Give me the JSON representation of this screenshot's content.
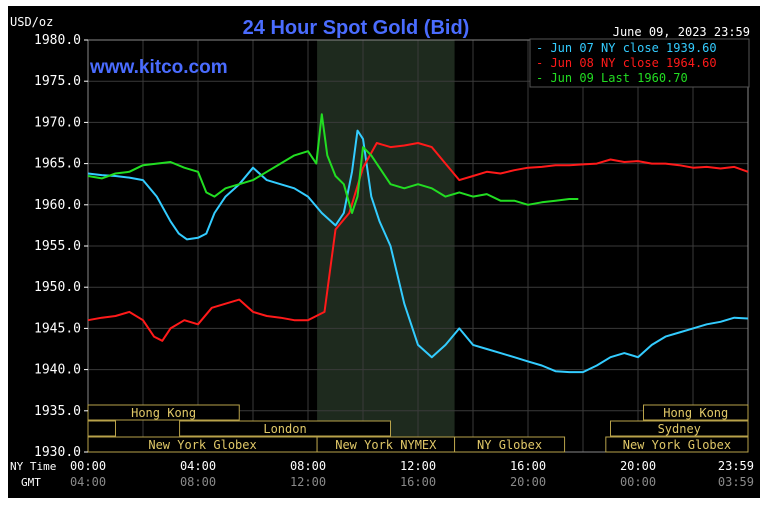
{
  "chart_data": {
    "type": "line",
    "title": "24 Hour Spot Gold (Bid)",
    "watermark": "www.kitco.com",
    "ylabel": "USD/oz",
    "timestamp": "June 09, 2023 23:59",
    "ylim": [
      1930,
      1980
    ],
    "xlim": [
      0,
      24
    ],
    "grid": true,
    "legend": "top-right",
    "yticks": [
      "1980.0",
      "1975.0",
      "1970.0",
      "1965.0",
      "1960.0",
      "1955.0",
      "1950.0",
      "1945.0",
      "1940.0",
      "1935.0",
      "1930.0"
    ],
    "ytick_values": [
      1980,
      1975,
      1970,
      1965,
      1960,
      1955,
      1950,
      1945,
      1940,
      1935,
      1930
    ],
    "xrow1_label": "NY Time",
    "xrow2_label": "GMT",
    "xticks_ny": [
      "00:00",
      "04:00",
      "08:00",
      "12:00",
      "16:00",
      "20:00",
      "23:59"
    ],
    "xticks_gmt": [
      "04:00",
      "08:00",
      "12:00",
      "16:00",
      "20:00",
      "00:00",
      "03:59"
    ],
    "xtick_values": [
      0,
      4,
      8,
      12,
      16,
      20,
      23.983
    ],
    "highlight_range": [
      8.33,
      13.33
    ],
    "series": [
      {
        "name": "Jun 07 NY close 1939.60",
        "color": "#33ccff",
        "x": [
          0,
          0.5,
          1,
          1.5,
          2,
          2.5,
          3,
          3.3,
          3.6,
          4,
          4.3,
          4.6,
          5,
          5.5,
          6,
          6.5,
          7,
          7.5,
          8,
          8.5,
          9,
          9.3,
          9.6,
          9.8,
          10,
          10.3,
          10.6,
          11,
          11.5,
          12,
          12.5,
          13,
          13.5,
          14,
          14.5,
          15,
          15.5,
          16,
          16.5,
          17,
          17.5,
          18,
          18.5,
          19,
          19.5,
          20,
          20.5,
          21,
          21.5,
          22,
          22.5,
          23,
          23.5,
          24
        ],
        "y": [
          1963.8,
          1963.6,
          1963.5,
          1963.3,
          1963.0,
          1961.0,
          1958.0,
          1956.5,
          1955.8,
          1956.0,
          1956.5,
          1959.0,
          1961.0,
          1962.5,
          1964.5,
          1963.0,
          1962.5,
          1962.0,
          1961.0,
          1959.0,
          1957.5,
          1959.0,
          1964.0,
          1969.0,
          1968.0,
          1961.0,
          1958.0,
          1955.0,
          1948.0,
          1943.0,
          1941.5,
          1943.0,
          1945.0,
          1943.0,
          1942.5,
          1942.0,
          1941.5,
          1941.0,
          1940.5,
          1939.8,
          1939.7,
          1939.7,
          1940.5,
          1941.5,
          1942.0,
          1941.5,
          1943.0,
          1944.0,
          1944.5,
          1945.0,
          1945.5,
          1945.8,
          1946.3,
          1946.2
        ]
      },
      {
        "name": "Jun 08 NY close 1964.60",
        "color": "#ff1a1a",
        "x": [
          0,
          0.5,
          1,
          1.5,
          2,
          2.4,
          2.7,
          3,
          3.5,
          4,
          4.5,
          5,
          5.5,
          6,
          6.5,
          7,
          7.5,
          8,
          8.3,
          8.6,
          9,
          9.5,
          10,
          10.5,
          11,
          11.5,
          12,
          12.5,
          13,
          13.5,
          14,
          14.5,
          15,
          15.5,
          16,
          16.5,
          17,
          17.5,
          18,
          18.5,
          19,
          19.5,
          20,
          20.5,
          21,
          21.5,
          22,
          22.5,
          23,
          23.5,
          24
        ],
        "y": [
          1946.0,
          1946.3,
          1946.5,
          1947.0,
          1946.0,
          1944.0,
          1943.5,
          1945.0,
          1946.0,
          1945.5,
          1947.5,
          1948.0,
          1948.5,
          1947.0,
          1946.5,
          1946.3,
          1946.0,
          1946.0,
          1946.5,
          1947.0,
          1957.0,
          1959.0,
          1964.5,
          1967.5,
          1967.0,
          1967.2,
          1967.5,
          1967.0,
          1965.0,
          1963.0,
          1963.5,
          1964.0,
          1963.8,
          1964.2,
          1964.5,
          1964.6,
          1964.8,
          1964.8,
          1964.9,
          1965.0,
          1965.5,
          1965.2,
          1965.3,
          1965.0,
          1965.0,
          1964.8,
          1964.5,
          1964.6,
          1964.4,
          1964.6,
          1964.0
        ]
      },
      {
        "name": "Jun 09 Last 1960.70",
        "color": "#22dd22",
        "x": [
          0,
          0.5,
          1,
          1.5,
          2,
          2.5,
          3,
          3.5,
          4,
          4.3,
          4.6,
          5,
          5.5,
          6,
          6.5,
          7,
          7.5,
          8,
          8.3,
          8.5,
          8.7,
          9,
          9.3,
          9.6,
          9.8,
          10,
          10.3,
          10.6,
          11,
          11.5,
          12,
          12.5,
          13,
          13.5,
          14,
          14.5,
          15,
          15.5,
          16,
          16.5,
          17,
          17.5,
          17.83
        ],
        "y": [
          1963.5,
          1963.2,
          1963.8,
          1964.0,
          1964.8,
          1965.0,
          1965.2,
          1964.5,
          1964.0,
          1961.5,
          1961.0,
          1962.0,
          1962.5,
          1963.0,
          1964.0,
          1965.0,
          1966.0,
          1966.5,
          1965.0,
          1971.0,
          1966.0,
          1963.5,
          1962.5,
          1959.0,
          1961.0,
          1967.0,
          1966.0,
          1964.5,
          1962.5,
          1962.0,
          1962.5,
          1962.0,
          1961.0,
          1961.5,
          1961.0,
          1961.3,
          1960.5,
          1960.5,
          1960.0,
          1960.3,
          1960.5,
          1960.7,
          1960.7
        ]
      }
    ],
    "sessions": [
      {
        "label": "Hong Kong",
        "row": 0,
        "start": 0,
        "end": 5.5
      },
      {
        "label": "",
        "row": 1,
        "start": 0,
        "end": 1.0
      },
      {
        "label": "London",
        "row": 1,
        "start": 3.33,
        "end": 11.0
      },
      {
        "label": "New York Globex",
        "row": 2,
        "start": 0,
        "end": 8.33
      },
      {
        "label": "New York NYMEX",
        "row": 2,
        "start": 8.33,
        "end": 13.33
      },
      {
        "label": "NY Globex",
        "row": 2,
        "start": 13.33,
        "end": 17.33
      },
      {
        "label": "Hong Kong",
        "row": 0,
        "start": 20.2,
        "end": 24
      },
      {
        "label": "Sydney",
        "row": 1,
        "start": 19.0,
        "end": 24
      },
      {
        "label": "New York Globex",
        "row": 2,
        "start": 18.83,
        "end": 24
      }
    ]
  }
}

» **Given problem**: Identify each line in the records above containing the word "name"; copy those lines.

» **Finished task**:
        "name": "Jun 07 NY close 1939.60",
        "name": "Jun 08 NY close 1964.60",
        "name": "Jun 09 Last 1960.70",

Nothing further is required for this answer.